» STORED ROWS:
** Start **

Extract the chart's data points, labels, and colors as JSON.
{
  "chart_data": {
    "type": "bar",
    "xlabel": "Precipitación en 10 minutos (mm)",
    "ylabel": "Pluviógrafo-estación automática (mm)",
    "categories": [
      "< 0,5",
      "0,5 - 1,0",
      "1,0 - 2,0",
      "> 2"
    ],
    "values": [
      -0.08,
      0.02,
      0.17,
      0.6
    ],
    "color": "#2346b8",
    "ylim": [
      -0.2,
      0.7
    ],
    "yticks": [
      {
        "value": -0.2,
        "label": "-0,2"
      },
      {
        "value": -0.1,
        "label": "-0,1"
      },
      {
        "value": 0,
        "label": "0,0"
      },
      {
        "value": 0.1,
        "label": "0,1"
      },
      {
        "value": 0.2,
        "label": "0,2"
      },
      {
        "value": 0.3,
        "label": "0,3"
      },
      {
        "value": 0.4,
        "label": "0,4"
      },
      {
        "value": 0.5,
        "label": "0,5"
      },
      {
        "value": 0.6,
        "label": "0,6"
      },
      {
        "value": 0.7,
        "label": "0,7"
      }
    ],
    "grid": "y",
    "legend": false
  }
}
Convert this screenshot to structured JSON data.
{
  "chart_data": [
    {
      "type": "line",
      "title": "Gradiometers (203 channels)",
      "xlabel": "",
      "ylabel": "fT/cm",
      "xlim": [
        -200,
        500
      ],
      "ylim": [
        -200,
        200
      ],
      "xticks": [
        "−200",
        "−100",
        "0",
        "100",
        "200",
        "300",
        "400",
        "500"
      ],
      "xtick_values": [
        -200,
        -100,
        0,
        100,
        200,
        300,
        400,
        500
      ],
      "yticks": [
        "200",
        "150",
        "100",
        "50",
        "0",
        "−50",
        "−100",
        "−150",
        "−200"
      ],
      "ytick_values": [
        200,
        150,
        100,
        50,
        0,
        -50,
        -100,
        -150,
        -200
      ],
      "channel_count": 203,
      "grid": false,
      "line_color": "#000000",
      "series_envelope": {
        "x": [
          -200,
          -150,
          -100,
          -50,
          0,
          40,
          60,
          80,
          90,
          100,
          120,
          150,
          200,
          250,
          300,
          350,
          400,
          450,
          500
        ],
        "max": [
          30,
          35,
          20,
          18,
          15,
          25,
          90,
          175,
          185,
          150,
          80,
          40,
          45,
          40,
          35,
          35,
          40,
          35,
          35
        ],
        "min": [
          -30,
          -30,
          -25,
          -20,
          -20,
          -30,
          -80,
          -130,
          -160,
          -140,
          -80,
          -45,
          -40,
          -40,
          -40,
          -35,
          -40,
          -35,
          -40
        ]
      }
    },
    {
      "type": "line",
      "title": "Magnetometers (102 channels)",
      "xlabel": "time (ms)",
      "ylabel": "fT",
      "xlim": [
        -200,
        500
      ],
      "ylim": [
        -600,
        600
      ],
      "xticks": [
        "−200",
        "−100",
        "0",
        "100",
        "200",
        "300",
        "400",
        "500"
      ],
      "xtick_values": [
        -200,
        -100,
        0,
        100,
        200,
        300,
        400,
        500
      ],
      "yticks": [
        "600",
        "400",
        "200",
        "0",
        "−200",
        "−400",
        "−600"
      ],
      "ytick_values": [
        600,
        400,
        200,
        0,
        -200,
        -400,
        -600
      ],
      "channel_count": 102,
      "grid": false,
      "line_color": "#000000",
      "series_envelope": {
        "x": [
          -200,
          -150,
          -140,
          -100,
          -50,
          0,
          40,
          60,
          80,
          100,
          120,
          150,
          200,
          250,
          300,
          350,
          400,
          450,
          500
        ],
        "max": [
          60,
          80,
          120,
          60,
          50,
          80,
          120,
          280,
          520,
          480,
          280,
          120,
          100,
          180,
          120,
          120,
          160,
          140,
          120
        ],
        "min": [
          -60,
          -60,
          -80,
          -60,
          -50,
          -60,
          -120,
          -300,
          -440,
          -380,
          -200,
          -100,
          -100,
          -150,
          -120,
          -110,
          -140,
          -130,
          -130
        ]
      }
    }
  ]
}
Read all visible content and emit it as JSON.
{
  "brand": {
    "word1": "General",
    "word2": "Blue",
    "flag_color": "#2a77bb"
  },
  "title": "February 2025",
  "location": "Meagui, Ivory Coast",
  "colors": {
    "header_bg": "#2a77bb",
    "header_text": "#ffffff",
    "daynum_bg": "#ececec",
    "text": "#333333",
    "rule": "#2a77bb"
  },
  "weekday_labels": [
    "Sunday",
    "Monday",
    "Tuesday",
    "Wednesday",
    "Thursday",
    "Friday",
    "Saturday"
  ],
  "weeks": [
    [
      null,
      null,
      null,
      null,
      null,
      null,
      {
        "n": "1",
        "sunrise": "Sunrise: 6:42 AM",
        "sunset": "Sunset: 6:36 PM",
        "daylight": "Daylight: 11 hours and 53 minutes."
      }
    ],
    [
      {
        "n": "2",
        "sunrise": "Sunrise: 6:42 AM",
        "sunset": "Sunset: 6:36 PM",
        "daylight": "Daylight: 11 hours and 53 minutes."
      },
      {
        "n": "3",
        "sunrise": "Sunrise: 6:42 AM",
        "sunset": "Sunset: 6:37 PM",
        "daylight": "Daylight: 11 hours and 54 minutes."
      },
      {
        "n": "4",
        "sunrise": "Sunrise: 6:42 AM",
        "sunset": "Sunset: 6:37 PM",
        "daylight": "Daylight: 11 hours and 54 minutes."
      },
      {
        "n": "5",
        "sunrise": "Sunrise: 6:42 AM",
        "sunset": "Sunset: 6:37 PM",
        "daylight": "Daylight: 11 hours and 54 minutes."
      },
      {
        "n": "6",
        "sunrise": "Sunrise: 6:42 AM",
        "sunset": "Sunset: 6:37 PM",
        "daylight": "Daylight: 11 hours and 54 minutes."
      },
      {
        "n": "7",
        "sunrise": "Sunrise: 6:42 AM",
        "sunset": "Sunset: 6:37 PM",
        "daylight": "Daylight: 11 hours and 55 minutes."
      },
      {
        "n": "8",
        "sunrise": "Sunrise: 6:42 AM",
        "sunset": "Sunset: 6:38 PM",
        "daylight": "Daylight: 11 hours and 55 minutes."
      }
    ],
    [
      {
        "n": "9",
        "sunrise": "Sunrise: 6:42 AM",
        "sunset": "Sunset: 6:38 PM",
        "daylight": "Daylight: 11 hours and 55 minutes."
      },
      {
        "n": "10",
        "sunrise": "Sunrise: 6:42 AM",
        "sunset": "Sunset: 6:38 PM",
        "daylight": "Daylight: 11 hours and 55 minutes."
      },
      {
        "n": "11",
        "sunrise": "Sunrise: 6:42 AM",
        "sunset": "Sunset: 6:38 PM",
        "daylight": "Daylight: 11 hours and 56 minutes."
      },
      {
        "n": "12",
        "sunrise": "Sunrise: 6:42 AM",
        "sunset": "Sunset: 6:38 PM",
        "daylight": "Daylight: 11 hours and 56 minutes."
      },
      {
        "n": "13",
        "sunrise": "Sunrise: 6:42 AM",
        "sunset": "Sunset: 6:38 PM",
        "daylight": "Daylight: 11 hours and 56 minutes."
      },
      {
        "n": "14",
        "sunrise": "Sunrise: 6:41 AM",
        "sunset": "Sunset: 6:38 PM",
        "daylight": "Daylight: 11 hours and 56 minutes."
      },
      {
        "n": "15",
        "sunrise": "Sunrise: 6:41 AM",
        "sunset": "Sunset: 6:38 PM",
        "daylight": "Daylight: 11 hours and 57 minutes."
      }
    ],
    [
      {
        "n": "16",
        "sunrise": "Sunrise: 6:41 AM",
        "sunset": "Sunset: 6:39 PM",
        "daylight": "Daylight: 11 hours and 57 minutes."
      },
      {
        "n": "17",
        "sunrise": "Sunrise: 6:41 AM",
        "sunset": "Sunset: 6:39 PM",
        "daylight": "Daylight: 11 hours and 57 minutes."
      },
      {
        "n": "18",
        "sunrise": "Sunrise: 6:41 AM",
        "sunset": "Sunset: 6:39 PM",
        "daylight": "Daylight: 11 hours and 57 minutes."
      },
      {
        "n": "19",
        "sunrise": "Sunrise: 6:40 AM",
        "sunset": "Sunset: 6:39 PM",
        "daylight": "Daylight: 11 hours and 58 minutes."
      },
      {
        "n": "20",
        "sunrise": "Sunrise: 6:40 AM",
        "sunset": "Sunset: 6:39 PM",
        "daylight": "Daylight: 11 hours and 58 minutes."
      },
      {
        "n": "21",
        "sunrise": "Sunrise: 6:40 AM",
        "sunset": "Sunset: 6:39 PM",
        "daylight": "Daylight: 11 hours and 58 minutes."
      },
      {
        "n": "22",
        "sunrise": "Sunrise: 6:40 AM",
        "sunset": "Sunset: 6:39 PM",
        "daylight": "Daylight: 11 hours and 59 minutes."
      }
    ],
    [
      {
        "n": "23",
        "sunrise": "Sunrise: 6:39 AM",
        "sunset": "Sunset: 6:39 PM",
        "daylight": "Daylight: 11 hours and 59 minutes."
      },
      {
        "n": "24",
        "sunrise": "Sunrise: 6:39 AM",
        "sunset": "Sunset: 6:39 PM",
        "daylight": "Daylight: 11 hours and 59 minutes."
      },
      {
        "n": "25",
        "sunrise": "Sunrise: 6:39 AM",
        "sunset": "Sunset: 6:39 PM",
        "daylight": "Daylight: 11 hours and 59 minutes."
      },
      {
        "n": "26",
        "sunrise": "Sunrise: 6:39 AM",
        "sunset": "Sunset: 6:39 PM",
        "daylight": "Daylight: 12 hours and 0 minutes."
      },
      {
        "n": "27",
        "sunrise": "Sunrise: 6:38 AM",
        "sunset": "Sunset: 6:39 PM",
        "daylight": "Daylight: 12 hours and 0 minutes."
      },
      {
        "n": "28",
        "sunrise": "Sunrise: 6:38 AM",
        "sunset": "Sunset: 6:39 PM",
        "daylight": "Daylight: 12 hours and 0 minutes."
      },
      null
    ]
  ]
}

** End **

» WRITTEN TASK:
Copy every line from the records above that contains the word "colors".

» TASK RESPONSE:
Extract the chart's data points, labels, and colors as JSON.
  "colors": {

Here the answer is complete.